-- start RECORDS FOR THIS TASK --

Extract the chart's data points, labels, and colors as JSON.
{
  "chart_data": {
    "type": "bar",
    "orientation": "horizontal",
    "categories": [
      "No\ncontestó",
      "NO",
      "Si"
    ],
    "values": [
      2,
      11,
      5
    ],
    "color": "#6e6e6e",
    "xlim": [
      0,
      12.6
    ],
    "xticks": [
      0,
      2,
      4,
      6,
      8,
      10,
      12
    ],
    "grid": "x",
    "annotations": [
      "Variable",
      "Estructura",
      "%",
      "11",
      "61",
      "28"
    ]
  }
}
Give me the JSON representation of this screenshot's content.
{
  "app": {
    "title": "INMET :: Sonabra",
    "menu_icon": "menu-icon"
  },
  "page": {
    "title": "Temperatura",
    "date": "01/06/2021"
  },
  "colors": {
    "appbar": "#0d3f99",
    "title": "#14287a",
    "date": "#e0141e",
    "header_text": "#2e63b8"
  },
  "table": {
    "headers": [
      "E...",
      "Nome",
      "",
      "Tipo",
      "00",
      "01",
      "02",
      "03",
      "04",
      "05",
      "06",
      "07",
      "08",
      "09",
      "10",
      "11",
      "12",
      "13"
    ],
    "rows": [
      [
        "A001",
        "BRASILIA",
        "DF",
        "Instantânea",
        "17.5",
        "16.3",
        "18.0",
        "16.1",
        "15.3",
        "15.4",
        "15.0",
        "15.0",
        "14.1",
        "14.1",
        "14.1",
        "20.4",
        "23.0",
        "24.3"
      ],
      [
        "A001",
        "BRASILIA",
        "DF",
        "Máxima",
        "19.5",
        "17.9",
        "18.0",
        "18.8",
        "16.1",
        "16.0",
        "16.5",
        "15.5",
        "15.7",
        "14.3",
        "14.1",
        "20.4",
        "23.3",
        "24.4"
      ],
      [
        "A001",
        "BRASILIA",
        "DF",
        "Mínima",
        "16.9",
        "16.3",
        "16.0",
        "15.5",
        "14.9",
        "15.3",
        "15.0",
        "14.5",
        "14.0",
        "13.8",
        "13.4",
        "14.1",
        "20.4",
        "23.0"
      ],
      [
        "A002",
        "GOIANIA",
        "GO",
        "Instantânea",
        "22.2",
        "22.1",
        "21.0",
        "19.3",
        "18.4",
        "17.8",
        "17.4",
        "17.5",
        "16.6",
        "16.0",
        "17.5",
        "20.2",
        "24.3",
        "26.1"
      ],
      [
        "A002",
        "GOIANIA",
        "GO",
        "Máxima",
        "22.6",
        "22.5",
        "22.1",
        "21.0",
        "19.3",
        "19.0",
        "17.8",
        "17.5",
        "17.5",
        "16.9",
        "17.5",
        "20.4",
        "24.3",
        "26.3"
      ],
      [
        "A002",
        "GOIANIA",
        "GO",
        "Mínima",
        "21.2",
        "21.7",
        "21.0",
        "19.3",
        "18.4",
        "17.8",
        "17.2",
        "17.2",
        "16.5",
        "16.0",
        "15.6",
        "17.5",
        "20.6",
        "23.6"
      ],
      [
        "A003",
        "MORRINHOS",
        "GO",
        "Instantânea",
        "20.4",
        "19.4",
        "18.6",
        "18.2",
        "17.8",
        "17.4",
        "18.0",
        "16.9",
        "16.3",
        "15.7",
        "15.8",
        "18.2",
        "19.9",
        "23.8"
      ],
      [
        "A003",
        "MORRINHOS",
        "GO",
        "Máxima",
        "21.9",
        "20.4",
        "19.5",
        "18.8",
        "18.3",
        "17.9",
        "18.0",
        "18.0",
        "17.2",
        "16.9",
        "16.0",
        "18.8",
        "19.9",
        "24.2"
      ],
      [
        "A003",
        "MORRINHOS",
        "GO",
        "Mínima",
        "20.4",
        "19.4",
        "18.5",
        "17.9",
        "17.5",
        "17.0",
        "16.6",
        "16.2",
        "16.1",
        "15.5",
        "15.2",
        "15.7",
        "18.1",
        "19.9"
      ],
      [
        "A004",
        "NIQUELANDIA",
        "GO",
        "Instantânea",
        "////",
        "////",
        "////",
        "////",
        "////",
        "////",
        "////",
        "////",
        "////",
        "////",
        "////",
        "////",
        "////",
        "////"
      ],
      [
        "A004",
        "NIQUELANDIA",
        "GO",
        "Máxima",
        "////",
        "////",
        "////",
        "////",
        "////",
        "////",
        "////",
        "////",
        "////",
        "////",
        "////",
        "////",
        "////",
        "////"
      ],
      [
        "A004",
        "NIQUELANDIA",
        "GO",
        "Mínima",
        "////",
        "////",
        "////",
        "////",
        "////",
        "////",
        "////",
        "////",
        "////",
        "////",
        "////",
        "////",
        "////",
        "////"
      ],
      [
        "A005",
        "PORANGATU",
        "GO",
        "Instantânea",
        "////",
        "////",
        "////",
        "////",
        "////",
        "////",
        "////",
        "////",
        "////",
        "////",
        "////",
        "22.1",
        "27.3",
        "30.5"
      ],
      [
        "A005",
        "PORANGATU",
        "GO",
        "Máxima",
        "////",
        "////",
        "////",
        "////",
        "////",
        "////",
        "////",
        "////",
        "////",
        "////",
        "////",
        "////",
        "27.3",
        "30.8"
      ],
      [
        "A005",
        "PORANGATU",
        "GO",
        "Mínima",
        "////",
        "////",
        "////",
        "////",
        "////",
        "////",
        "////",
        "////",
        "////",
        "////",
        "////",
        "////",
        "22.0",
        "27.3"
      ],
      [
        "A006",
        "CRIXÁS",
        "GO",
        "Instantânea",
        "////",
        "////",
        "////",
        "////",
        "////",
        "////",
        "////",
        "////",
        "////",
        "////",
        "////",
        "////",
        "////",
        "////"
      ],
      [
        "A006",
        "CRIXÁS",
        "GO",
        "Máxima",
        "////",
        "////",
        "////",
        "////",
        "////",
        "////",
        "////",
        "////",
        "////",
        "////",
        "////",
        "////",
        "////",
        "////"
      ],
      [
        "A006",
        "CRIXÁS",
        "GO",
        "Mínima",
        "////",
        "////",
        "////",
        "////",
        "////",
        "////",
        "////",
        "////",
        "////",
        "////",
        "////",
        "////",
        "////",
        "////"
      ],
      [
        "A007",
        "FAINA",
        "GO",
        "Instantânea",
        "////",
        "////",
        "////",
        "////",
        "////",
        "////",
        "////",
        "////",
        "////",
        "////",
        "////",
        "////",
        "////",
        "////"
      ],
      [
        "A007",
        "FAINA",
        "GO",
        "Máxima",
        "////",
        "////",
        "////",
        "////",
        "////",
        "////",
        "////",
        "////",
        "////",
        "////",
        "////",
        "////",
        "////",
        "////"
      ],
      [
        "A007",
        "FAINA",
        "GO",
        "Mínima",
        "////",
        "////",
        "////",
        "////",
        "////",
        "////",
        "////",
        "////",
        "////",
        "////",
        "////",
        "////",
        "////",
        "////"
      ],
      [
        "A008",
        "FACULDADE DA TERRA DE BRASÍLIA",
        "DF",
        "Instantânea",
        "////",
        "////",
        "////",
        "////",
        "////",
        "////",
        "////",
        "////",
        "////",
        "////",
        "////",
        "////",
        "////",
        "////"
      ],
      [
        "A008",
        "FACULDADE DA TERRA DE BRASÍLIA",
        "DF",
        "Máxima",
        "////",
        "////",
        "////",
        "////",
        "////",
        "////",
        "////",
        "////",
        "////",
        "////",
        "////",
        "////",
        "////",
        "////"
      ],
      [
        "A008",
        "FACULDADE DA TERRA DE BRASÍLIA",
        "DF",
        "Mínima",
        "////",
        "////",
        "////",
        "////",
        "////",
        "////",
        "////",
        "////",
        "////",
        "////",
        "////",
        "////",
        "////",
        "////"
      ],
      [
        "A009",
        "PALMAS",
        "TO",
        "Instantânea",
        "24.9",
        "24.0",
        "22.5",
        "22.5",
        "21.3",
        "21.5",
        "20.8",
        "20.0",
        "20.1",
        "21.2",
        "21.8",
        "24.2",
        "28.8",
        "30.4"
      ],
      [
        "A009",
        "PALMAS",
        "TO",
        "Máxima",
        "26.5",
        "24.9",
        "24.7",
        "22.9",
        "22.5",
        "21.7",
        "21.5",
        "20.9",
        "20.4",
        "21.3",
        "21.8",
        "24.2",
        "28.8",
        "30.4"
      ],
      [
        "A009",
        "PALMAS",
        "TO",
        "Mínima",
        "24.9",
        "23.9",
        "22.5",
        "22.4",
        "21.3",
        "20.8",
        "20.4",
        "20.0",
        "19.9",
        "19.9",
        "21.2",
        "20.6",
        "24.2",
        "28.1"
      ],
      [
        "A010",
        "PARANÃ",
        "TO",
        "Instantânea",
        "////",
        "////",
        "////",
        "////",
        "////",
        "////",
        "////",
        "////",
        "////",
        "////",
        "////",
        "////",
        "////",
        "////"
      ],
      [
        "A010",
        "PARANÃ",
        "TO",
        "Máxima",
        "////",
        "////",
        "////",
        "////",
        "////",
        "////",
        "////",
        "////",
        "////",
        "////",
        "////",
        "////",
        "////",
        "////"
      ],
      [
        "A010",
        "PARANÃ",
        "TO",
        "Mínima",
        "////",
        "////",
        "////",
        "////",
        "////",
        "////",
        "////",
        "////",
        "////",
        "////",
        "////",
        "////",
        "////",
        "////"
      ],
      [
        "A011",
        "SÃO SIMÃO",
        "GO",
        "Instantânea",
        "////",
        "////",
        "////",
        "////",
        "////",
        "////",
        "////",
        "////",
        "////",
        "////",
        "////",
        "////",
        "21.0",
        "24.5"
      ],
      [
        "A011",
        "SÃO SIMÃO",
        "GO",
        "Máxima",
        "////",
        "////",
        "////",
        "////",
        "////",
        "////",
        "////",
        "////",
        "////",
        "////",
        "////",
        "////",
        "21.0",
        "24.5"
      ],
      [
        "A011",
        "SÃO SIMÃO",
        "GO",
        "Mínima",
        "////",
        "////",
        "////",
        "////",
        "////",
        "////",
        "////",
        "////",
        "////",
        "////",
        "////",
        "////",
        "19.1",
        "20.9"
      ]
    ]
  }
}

-- end RECORDS FOR THIS TASK --

WHAT IS EXPECTED: Locate the word "JSON" in the records above, and return each line that has it.

RESPONSE:
Extract the chart's data points, labels, and colors as JSON.
Give me the JSON representation of this screenshot's content.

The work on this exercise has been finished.